> _Brano della pagina_:
----------------
I primi disagi psicologici che la persona malata si trova ad affrontare sono inizialmente legati alla terapia stessa: il malato teme l‟abbandono, il rifiuto, l‟isolamento e, alla fine della malattia avverte addirittura la paura dell‟alienazione.

Oltre a dover far fronte all‟ansia che compare prima di ogni intervento, il malato di cancro, infatti, molte volte può assistere alla mutilazione o amputazione del proprio corpo come nel caso della mastectomia (cura chirurgica), oppure agli effetti devastanti della radioterapia e chemioterapia.

Il malato terminale ha davanti a sé l‟esito inevitabile del percorso patologico, la morte; tuttavia, fino a quel momento, ha diritto di vivere nel migliore dei modi possibili e di non soffrire inutilmente.

Il Codice di Deontologia Medica Europea (5 giugno 1987) recita all‟art. 12:

“La medicina comporta in ogni circostanza il rispetto costante della vita, dell’autonomia morale e della libertà di scelta del paziente. Tuttavia il medico può, in caso di malattia incurabile ed in fase terminale, limitarsi a lenire le sofferenze fisiche e morali del paziente, fornendogli trattamenti appropriati e conservando, per quanto possibile, la qualità di una vita che si spegne. E’ dovere imperativo assistere il morente sino alla fine e agire in modo da conservare la sua dignità.”
----------------
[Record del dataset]
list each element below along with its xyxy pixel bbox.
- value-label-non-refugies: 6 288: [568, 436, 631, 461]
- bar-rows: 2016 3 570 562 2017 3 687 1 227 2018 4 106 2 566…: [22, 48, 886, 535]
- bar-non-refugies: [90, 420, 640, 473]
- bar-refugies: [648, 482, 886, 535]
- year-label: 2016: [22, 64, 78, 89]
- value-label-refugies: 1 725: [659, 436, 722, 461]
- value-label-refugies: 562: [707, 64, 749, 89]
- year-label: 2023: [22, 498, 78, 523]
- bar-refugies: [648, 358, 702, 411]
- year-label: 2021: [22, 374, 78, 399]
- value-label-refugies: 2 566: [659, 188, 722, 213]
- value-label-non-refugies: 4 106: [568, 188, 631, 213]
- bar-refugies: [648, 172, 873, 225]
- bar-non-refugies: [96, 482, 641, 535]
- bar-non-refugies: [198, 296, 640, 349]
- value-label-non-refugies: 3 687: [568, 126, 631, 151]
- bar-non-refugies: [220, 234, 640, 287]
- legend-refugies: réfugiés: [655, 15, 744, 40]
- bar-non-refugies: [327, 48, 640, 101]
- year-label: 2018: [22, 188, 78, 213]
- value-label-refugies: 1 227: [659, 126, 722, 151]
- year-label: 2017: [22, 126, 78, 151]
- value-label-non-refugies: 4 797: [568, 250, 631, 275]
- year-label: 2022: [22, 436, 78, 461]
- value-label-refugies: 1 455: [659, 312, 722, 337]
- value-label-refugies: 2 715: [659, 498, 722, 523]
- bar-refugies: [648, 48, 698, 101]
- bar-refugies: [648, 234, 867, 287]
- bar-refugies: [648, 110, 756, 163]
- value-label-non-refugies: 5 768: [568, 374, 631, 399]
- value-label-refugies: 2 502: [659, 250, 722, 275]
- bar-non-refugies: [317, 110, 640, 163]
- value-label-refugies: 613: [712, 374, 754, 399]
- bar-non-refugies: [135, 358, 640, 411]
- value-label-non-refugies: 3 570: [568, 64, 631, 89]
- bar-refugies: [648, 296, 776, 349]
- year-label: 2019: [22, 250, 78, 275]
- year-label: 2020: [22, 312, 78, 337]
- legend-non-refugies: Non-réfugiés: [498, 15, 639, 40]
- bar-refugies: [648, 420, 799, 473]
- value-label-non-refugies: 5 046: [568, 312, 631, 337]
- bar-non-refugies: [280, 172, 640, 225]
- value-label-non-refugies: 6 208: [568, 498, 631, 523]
----------------
> _Cosa fare_: Ricopia parola per parola il brano sul malato di cancro, da "I primi disagi" a "radioterapia e chemioterapia.".

> _Soluzione_:
I primi disagi psicologici che la persona malata si trova ad affrontare sono inizialmente legati alla terapia stessa: il malato teme l‟abbandono, il rifiuto, l‟isolamento e, alla fine della malattia avverte addirittura la paura dell‟alienazione.

Oltre a dover far fronte all‟ansia che compare prima di ogni intervento, il malato di cancro, infatti, molte volte può assistere alla mutilazione o amputazione del proprio corpo come nel caso della mastectomia (cura chirurgica), oppure agli effetti devastanti della radioterapia e chemioterapia.